TASK TO CARRY OUT
Look through the lines and report how many include the word "Multi", giving nothing but the number.

[Records from a data source]
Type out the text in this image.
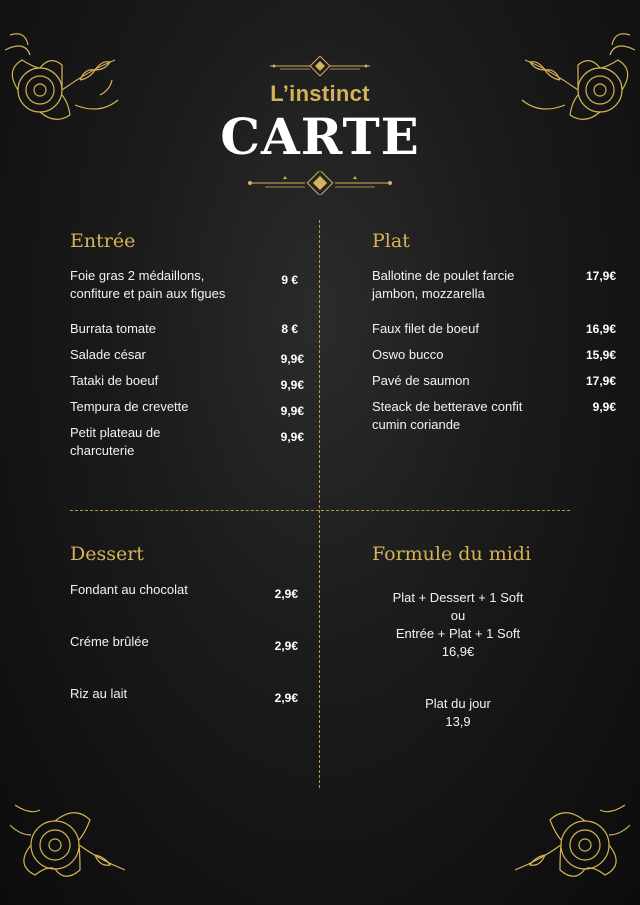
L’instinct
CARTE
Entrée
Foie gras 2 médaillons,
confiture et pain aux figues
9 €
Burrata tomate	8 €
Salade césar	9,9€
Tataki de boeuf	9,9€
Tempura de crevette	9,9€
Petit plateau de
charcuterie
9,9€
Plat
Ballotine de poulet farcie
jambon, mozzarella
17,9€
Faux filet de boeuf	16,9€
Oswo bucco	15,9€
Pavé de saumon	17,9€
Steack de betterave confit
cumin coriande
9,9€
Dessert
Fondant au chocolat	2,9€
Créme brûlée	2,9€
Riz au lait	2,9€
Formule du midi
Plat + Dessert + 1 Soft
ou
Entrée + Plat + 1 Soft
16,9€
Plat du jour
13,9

* * *

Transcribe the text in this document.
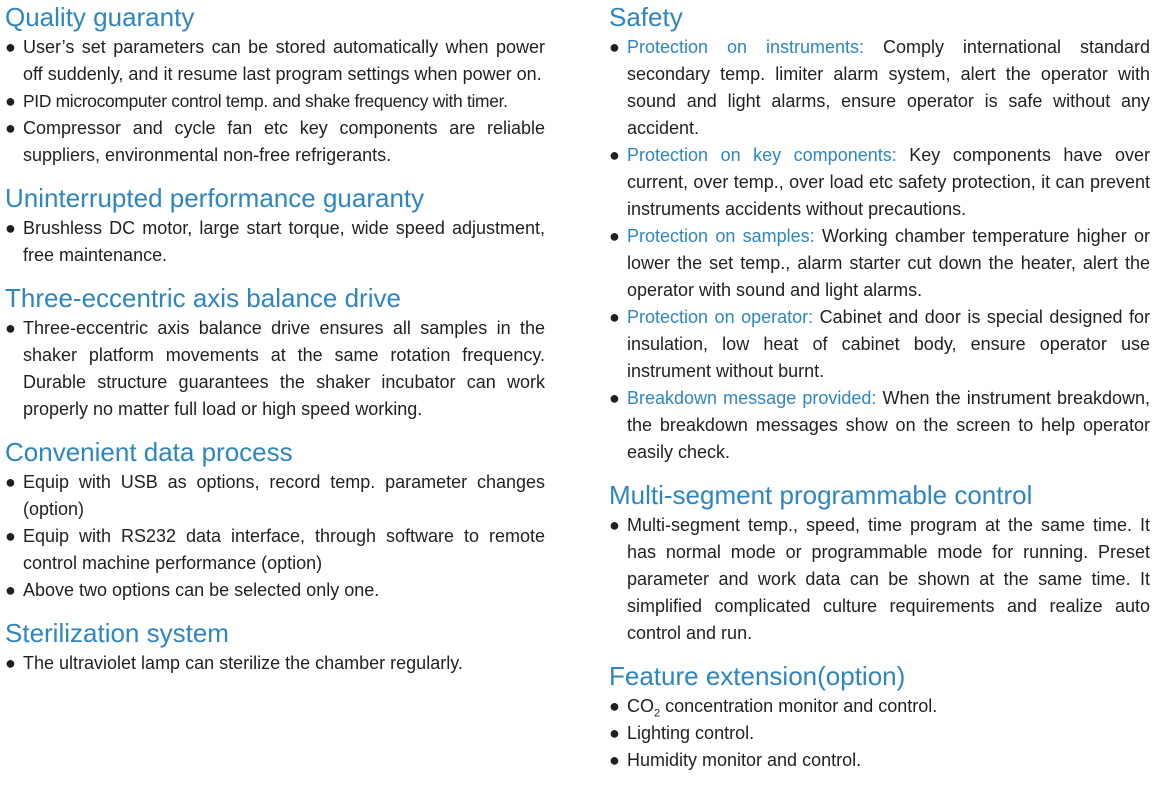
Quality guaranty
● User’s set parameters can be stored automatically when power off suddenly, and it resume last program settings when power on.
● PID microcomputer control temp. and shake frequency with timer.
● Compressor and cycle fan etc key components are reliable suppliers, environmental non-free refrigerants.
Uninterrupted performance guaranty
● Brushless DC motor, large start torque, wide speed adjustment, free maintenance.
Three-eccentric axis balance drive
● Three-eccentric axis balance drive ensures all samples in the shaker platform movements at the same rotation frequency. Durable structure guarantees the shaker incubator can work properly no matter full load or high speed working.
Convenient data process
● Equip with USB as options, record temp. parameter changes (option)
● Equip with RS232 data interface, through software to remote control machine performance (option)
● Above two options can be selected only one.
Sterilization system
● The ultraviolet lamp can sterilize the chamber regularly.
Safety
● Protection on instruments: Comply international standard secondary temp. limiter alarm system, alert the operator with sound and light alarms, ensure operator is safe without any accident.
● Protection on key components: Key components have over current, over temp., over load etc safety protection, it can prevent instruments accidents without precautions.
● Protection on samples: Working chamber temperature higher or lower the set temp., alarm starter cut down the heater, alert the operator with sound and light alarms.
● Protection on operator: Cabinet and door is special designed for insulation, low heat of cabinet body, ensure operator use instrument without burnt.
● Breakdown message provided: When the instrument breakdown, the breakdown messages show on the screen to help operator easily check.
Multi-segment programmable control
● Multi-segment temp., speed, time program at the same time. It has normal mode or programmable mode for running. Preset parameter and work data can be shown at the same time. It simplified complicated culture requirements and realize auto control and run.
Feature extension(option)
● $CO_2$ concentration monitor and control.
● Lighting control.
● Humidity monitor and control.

WRITTEN ANSWER
2